__Task requirements__
Give the data below again, word for word.

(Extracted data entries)
--*--

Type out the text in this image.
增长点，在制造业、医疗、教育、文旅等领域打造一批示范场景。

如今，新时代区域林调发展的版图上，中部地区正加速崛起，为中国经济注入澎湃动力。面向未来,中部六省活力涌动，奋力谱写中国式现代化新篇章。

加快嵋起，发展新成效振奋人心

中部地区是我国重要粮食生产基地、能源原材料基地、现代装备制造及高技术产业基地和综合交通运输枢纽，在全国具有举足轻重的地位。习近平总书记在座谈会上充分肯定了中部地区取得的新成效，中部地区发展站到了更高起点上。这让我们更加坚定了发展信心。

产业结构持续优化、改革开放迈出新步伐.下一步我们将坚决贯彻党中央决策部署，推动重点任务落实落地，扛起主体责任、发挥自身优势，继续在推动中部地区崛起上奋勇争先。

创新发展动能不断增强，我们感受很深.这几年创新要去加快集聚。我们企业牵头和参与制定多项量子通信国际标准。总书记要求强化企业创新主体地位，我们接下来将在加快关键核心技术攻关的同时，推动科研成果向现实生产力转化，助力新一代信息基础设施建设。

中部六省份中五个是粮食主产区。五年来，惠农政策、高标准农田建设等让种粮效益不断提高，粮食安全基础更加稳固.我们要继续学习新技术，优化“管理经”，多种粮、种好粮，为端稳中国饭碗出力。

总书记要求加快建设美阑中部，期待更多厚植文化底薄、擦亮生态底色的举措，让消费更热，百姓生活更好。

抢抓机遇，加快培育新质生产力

--*--

__Final result__
Type out the text in this image.
增长点，在制造业、医疗、教育、文旅等领域打造一批示范场景。

如今，新时代区域林调发展的版图上，中部地区正加速崛起，为中国经济注入澎湃动力。面向未来,中部六省活力涌动，奋力谱写中国式现代化新篇章。

加快嵋起，发展新成效振奋人心

中部地区是我国重要粮食生产基地、能源原材料基地、现代装备制造及高技术产业基地和综合交通运输枢纽，在全国具有举足轻重的地位。习近平总书记在座谈会上充分肯定了中部地区取得的新成效，中部地区发展站到了更高起点上。这让我们更加坚定了发展信心。

产业结构持续优化、改革开放迈出新步伐.下一步我们将坚决贯彻党中央决策部署，推动重点任务落实落地，扛起主体责任、发挥自身优势，继续在推动中部地区崛起上奋勇争先。

创新发展动能不断增强，我们感受很深.这几年创新要去加快集聚。我们企业牵头和参与制定多项量子通信国际标准。总书记要求强化企业创新主体地位，我们接下来将在加快关键核心技术攻关的同时，推动科研成果向现实生产力转化，助力新一代信息基础设施建设。

中部六省份中五个是粮食主产区。五年来，惠农政策、高标准农田建设等让种粮效益不断提高，粮食安全基础更加稳固.我们要继续学习新技术，优化“管理经”，多种粮、种好粮，为端稳中国饭碗出力。

总书记要求加快建设美阑中部，期待更多厚植文化底薄、擦亮生态底色的举措，让消费更热，百姓生活更好。

抢抓机遇，加快培育新质生产力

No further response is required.